What to produce
Report every line from the material that contains the word "color".

Dataset records
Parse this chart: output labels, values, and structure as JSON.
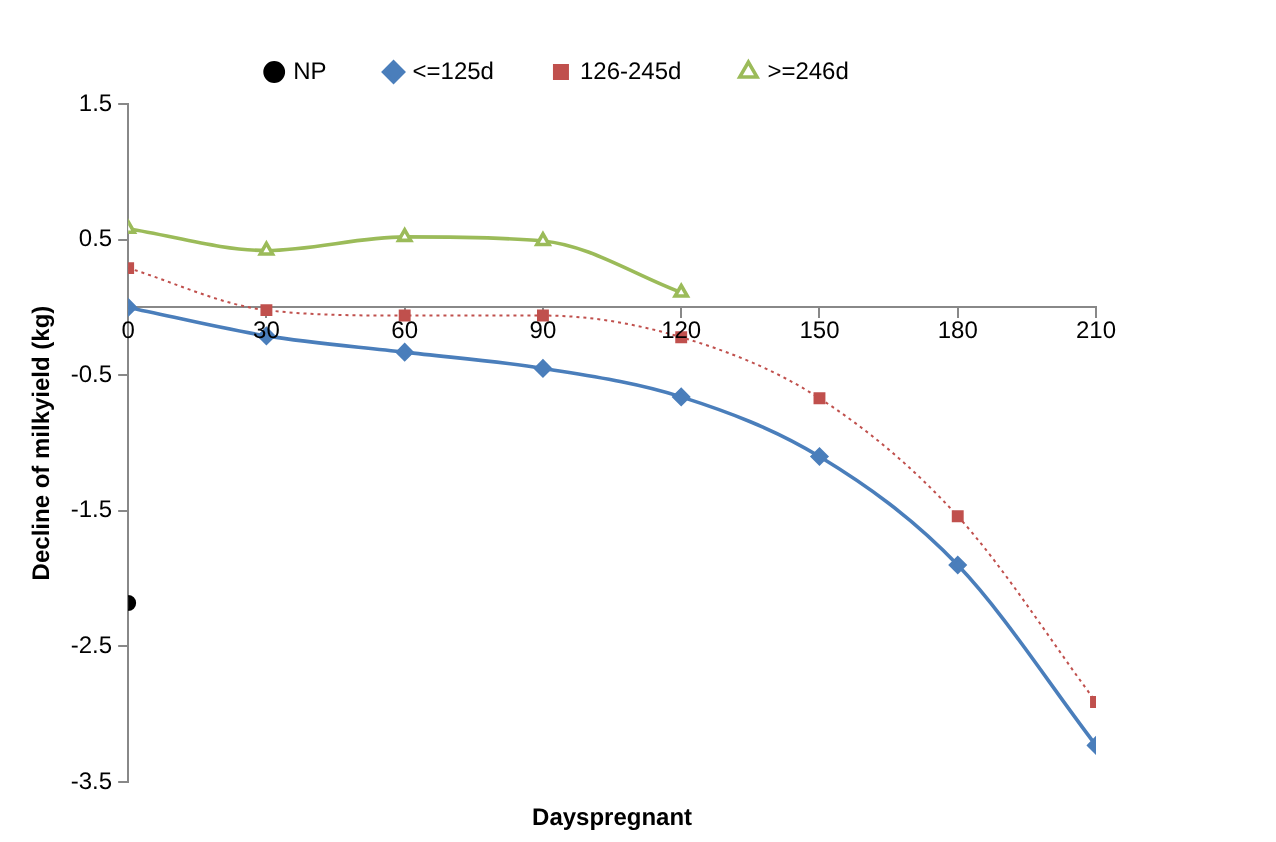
{
  "chart_data": {
    "type": "line",
    "xlabel": "Dayspregnant",
    "ylabel": "Decline of milkyield (kg)",
    "xlim": [
      0,
      210
    ],
    "xticks": [
      0,
      30,
      60,
      90,
      120,
      150,
      180,
      210
    ],
    "ylim": [
      -3.5,
      1.5
    ],
    "yticks": [
      -3.5,
      -2.5,
      -1.5,
      -0.5,
      0.5,
      1.5
    ],
    "grid": false,
    "legend": "top",
    "series": [
      {
        "name": "NP",
        "type": "scatter",
        "marker": "circle",
        "color": "#000000",
        "x": [
          0
        ],
        "values": [
          -2.18
        ]
      },
      {
        "name": "<=125d",
        "marker": "diamond",
        "line_style": "solid",
        "color": "#4a7ebb",
        "x": [
          0,
          30,
          60,
          90,
          120,
          150,
          180,
          210
        ],
        "values": [
          0.0,
          -0.21,
          -0.33,
          -0.45,
          -0.66,
          -1.1,
          -1.9,
          -3.23
        ]
      },
      {
        "name": "126-245d",
        "marker": "square",
        "line_style": "dotted",
        "color": "#c0504d",
        "x": [
          0,
          30,
          60,
          90,
          120,
          150,
          180,
          210
        ],
        "values": [
          0.29,
          -0.02,
          -0.06,
          -0.06,
          -0.22,
          -0.67,
          -1.54,
          -2.91
        ]
      },
      {
        "name": ">=246d",
        "marker": "triangle",
        "line_style": "solid",
        "color": "#9bbb59",
        "x": [
          0,
          30,
          60,
          90,
          120
        ],
        "values": [
          0.58,
          0.42,
          0.52,
          0.49,
          0.11
        ]
      }
    ]
  }
}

Complete answer
        "color": "#000000",
        "color": "#4a7ebb",
        "color": "#c0504d",
        "color": "#9bbb59",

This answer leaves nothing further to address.